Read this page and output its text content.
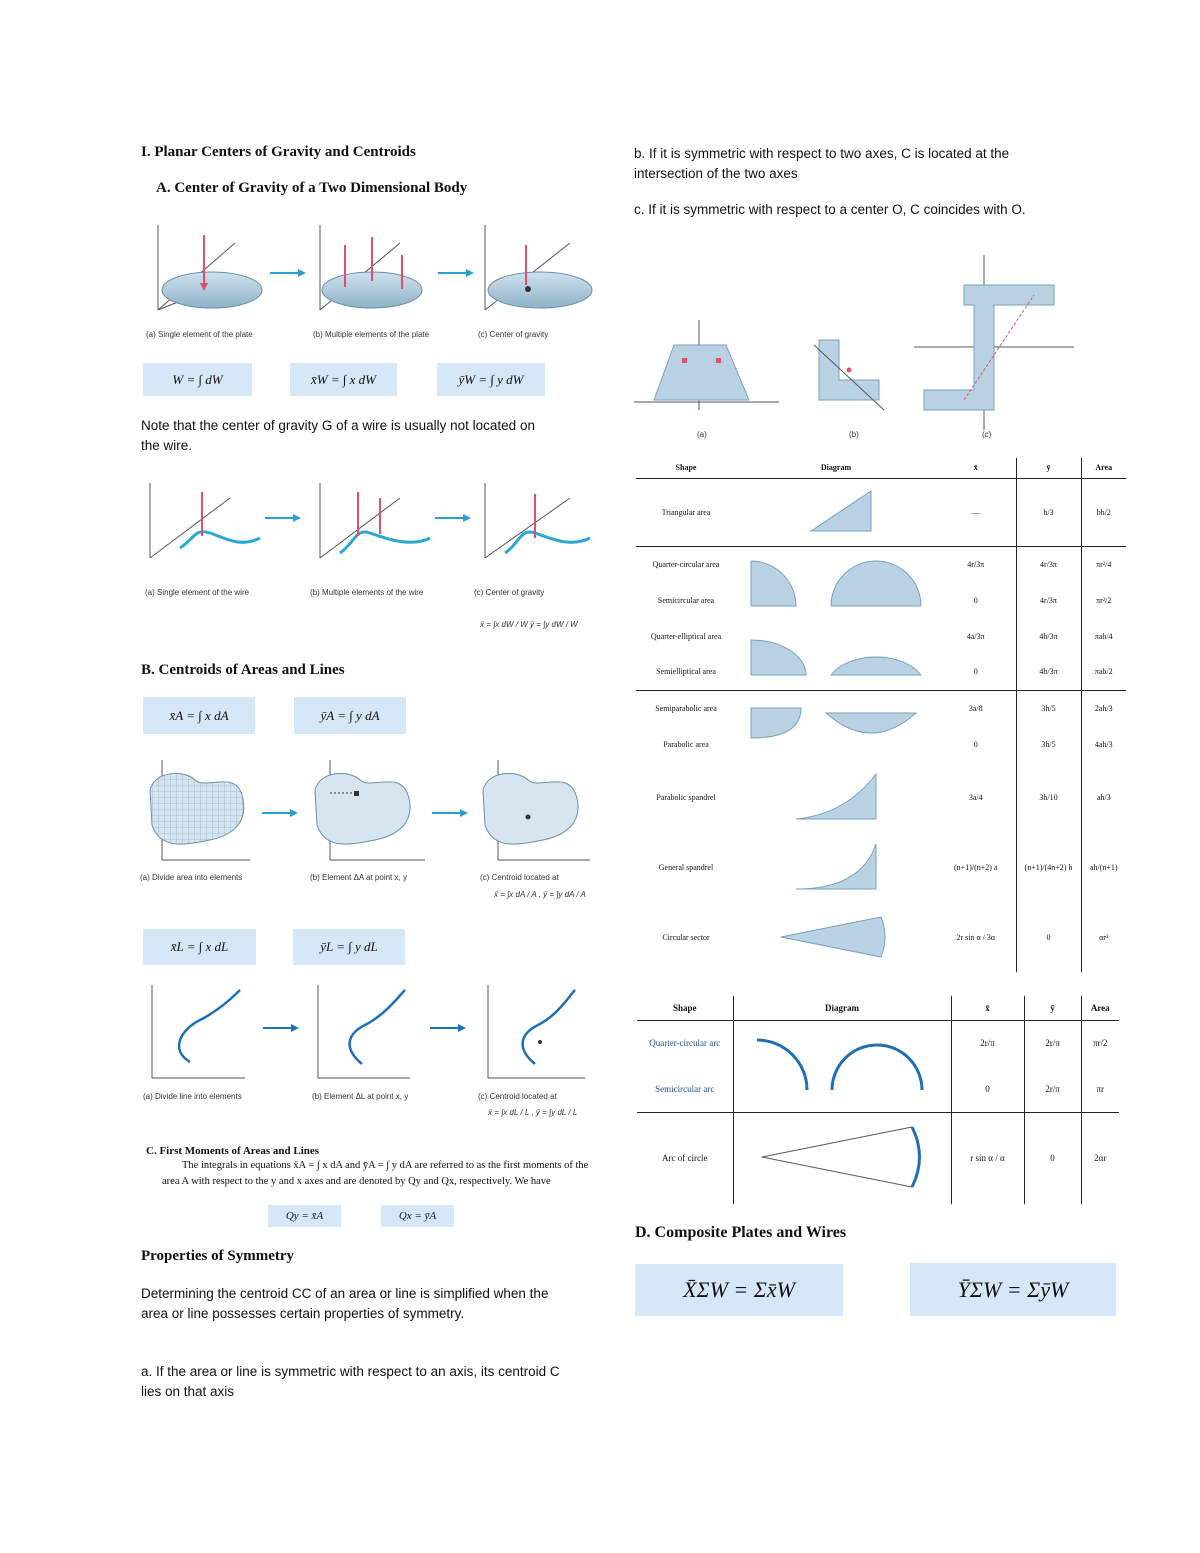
I. Planar Centers of Gravity and Centroids
A. Center of Gravity of a Two Dimensional Body
(a) Single element of the plate	(b) Multiple elements of the plate	(c) Center of gravity
W = ∫ dW	x̄W = ∫ x dW	ȳW = ∫ y dW
Note that the center of gravity G of a wire is usually not located on the wire.
(a) Single element of the wire	(b) Multiple elements of the wire	(c) Center of gravity
x̄ = ∫x dW / W ȳ = ∫y dW / W
B. Centroids of Areas and Lines
x̄A = ∫ x dA	ȳA = ∫ y dA
(a) Divide area into elements	(b) Element ΔA at point x, y	(c) Centroid located at
x̄ = ∫x dA / A , ȳ = ∫y dA / A
x̄L = ∫ x dL	ȳL = ∫ y dL
(a) Divide line into elements	(b) Element ΔL at point x, y	(c) Centroid located at
x̄ = ∫x dL / L , ȳ = ∫y dL / L
C. First Moments of Areas and Lines
The integrals in equations x̄A = ∫ x dA and ȳA = ∫ y dA are referred to as the first moments of the area A with respect to the y and x axes and are denoted by Qy and Qx, respectively. We have
Qy = x̄A	Qx = ȳA
Properties of Symmetry
Determining the centroid CC of an area or line is simplified when the area or line possesses certain properties of symmetry.
a. If the area or line is symmetric with respect to an axis, its centroid C lies on that axis
b. If it is symmetric with respect to two axes, C is located at the intersection of the two axes
c. If it is symmetric with respect to a center O, C coincides with O.
(a)	(b)	(c)
Shape	Diagram	x̄	ȳ	Area
Triangular area		—	h/3	bh/2
Quarter-circular area		4r/3π	4r/3π	πr²/4
Semicircular area		0	4r/3π	πr²/2
Quarter-elliptical area		4a/3π	4b/3π	πab/4
Semielliptical area		0	4b/3π	πab/2
Semiparabolic area		3a/8	3h/5	2ah/3
Parabolic area		0	3h/5	4ah/3
Parabolic spandrel		3a/4	3h/10	ah/3
General spandrel		(n+1)/(n+2) a	(n+1)/(4n+2) h	ah/(n+1)
Circular sector		2r sin α / 3α	0	αr²
Shape	Diagram	x̄	ȳ	Area
Quarter-circular arc		2r/π	2r/π	πr/2
Semicircular arc		0	2r/π	πr
Arc of circle		r sin α / α	0	2αr
D. Composite Plates and Wires
X̄ΣW = Σx̄W	ȲΣW = ΣȳW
────
Identify each line in the records above containing the word "Centroids"; copy those lines.

I. Planar Centers of Gravity and Centroids
B. Centroids of Areas and Lines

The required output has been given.